▸ **What this exercise asks**:
#1 In the syntax discussion, which notation is called better than the colon-based variations?
#2 Translate this sentence from the syntax discussion into Spanish: "The fat-arrow, =>, is better, and it can be made to work if we figure out and agree to pay for the spec-grammar validation against ambiguity work."

▸ **Document section**:
━━━━━━

Herby Vojčík wrote:
Herby Vojčík wrote:
Possible Smalltalk-inspired precedent is also:
(:x, y) x+y
(:x) (:y) "z"
(:x) (y) "z"
(:x) (y) (z)
I think I like this most...

Herby

We've talked about these variations, but they all seem grawlixy or worse (the C++ pre-11x bug with template instantiation nesting where you have to put a space between > and > to avoid writing a right-shift operator).

I agree this one is nicer but it's still grawlixy, or emoticon-y ;-). It does avoid the ambiguous grammar worry, on the up side.

The fat-arrow, =>, is better, and it can be made to work if we figure out and agree to pay for the spec-grammar validation against ambiguity work.

Maybe this could even be competely paren-free (tell me where it breaks):

  :x, :y x+y
  :x :y "z"
  :x (y) "z"
  :x (y) (z)

Imagine the code like coll.map(:x x*x) or coll.filter(:x x%2==1).

━━━━━━

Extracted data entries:
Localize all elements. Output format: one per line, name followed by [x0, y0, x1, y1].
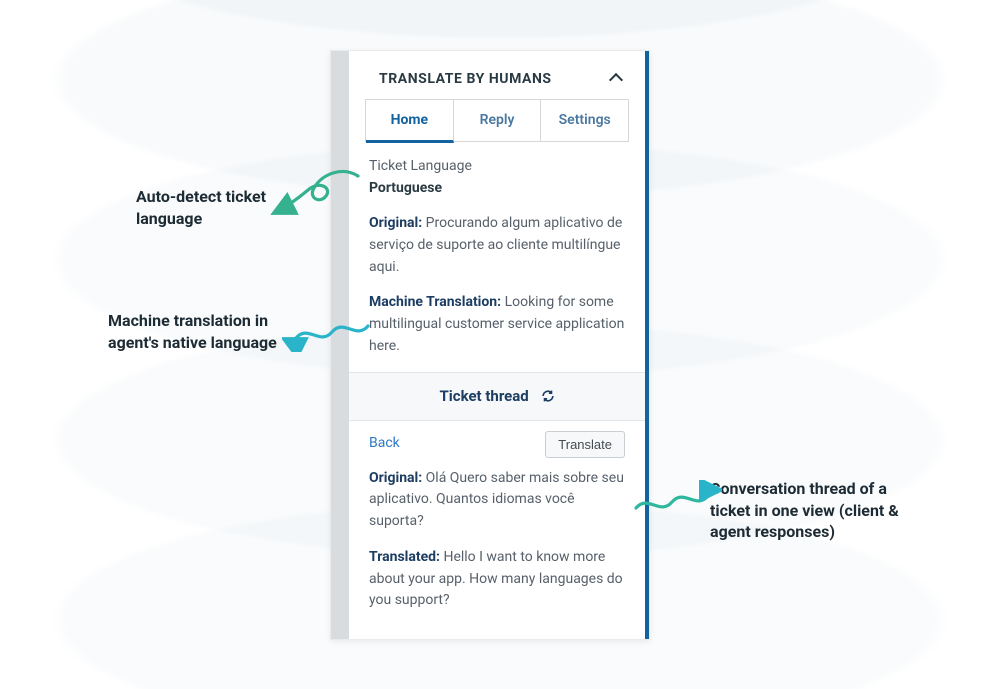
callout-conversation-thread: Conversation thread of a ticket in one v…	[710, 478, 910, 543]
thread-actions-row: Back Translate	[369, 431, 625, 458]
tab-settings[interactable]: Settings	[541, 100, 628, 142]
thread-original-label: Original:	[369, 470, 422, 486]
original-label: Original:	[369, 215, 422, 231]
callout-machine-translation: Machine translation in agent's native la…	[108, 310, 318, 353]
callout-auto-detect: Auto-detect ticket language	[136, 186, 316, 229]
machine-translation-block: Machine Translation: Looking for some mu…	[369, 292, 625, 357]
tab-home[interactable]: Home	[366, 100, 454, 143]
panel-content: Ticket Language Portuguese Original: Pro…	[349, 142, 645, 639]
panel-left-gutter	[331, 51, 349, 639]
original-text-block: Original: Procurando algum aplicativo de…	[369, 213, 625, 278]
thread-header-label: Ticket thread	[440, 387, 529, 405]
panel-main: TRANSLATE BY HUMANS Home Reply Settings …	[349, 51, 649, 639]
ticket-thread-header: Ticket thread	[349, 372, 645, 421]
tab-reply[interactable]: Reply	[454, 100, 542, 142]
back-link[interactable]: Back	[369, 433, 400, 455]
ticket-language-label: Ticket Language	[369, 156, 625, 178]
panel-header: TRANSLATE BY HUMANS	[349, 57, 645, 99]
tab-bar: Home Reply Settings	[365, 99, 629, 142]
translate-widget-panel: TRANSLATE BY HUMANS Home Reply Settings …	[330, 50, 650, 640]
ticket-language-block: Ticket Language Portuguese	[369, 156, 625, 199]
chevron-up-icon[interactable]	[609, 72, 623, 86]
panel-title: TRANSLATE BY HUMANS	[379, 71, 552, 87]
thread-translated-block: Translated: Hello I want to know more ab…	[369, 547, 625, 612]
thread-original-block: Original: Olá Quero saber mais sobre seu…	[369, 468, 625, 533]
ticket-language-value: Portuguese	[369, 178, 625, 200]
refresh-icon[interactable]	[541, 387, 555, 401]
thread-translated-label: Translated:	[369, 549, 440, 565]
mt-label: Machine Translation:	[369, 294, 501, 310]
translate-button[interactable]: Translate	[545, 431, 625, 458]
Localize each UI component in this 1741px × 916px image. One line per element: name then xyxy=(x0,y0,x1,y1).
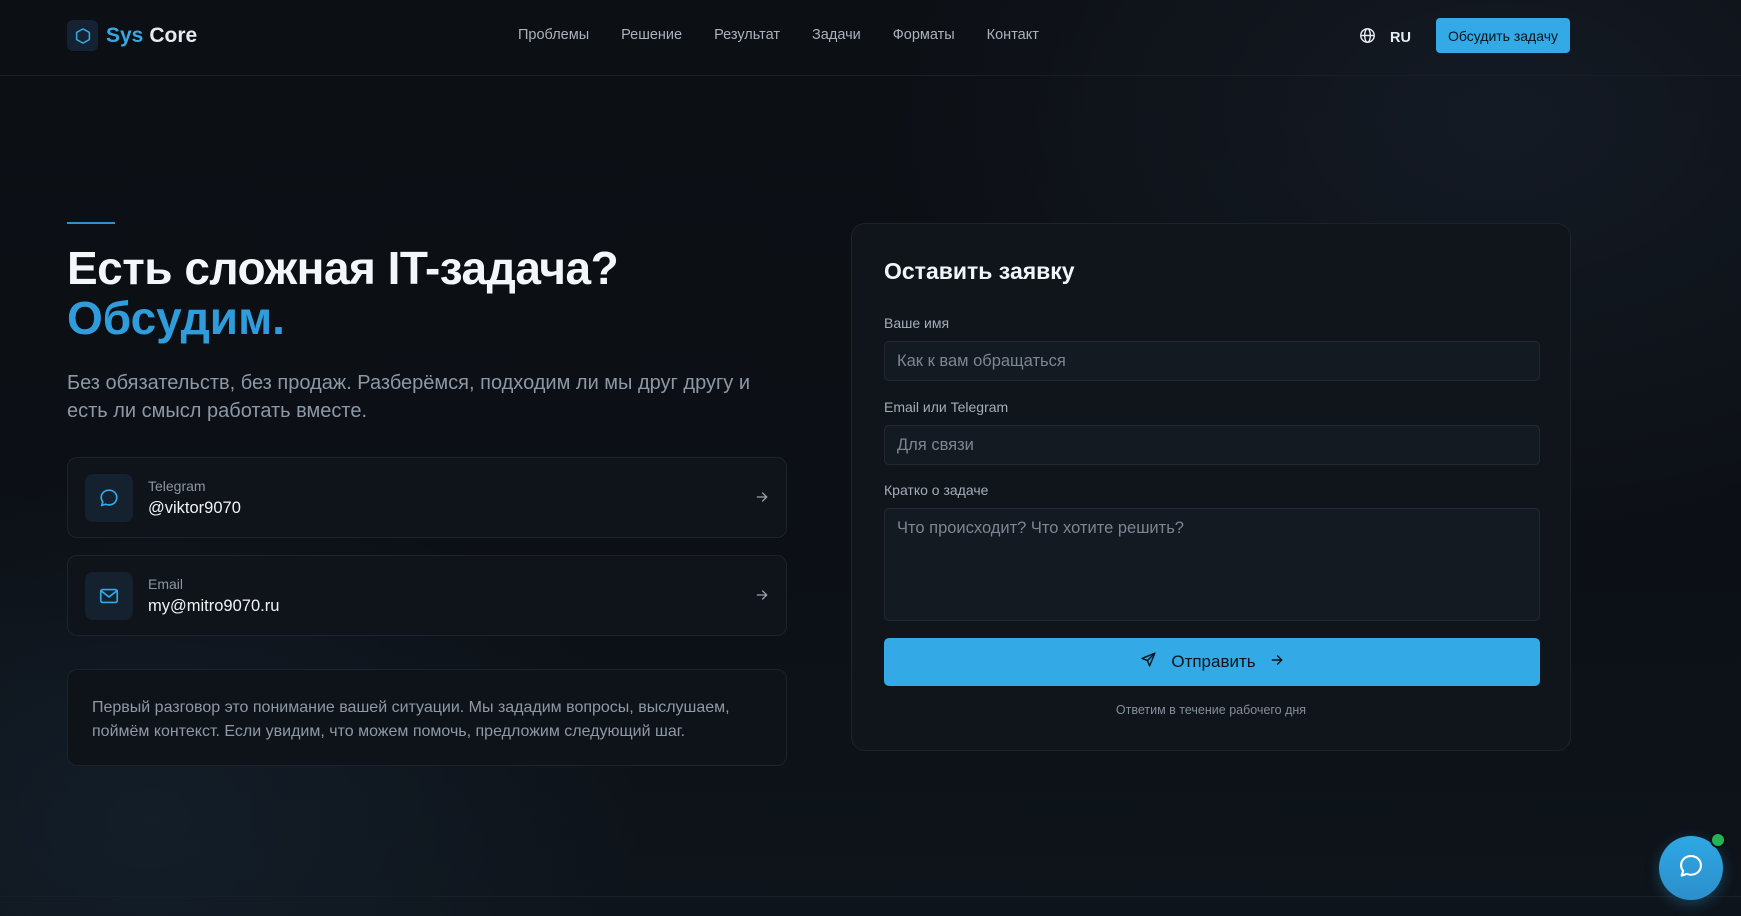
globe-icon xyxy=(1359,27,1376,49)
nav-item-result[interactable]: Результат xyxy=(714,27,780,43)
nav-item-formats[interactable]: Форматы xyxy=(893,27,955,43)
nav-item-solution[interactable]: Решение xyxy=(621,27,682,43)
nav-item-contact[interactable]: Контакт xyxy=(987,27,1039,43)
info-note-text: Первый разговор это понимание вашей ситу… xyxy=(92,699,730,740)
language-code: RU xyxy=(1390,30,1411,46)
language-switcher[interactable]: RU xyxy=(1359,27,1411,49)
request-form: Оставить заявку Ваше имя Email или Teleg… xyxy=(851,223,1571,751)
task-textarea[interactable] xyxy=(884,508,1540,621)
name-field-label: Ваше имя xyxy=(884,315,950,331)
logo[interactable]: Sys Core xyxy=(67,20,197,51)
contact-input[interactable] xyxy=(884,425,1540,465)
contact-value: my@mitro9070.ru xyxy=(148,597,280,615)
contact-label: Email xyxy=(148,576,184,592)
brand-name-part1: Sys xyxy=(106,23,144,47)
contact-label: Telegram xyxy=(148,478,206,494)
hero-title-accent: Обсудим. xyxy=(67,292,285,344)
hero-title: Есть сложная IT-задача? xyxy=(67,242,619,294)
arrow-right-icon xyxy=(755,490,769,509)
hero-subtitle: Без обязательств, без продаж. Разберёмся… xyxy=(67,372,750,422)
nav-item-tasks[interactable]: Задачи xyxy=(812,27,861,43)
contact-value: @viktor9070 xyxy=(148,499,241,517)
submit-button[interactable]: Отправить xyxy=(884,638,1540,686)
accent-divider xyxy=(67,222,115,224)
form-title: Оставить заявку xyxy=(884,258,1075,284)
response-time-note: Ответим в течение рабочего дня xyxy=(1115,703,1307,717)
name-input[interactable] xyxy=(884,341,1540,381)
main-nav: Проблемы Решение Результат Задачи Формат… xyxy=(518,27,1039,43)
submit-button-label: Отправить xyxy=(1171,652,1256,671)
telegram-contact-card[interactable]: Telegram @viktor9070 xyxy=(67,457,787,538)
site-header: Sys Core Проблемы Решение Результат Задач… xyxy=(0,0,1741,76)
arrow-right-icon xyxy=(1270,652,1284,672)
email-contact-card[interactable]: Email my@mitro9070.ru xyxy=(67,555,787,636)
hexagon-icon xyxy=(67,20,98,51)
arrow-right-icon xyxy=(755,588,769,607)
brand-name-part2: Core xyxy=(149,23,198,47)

━━━━━━

▸ **Answers for the tasks**:
#1 The fat-arrow, =>.

#2 La flecha gruesa, =>, es mejor, y se puede lograr que funcione si averiguamos cómo hacerlo y aceptamos asumir el costo del trabajo de validación de la gramática de la especificación frente a la ambigüedad.